In the copy, keep every record exact and leave out all images.

>> BEGIN Raw records

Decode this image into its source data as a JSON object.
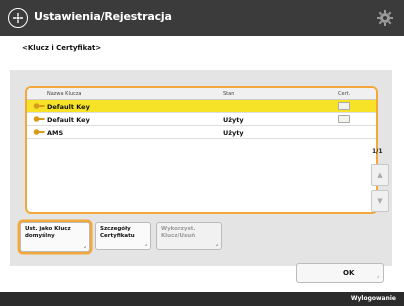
{
  "header": {
    "title": "Ustawienia/Rejestracja",
    "home_icon": "home-icon",
    "settings_icon": "gear-icon"
  },
  "breadcrumb": "<Klucz i Certyfikat>",
  "list": {
    "columns": [
      "Nazwa Klucza",
      "Stan",
      "Cert."
    ],
    "rows": [
      {
        "name": "Default Key",
        "status": "",
        "has_cert": true,
        "selected": true
      },
      {
        "name": "Default Key",
        "status": "Użyty",
        "has_cert": true,
        "selected": false
      },
      {
        "name": "AMS",
        "status": "Użyty",
        "has_cert": false,
        "selected": false
      }
    ]
  },
  "pager": {
    "label": "1/1",
    "up": "▲",
    "down": "▼"
  },
  "buttons": {
    "default_key": "Ust. jako Klucz domyślny",
    "cert_details": "Szczegóły Certyfikatu",
    "delete": "Wykorzyst. Klucz/Usuń"
  },
  "ok_label": "OK",
  "logout_label": "Wylogowanie",
  "colors": {
    "accent_orange": "#f3a83b",
    "selected_row": "#f6e327"
  }
}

>> END Raw records

**Answer to this task**
Decode this image into its source data as a JSON object.
{
  "header": {
    "title": "Ustawienia/Rejestracja",
    "home_icon": "home-icon",
    "settings_icon": "gear-icon"
  },
  "breadcrumb": "<Klucz i Certyfikat>",
  "list": {
    "columns": [
      "Nazwa Klucza",
      "Stan",
      "Cert."
    ],
    "rows": [
      {
        "name": "Default Key",
        "status": "",
        "has_cert": true,
        "selected": true
      },
      {
        "name": "Default Key",
        "status": "Użyty",
        "has_cert": true,
        "selected": false
      },
      {
        "name": "AMS",
        "status": "Użyty",
        "has_cert": false,
        "selected": false
      }
    ]
  },
  "pager": {
    "label": "1/1",
    "up": "▲",
    "down": "▼"
  },
  "buttons": {
    "default_key": "Ust. jako Klucz domyślny",
    "cert_details": "Szczegóły Certyfikatu",
    "delete": "Wykorzyst. Klucz/Usuń"
  },
  "ok_label": "OK",
  "logout_label": "Wylogowanie",
  "colors": {
    "accent_orange": "#f3a83b",
    "selected_row": "#f6e327"
  }
}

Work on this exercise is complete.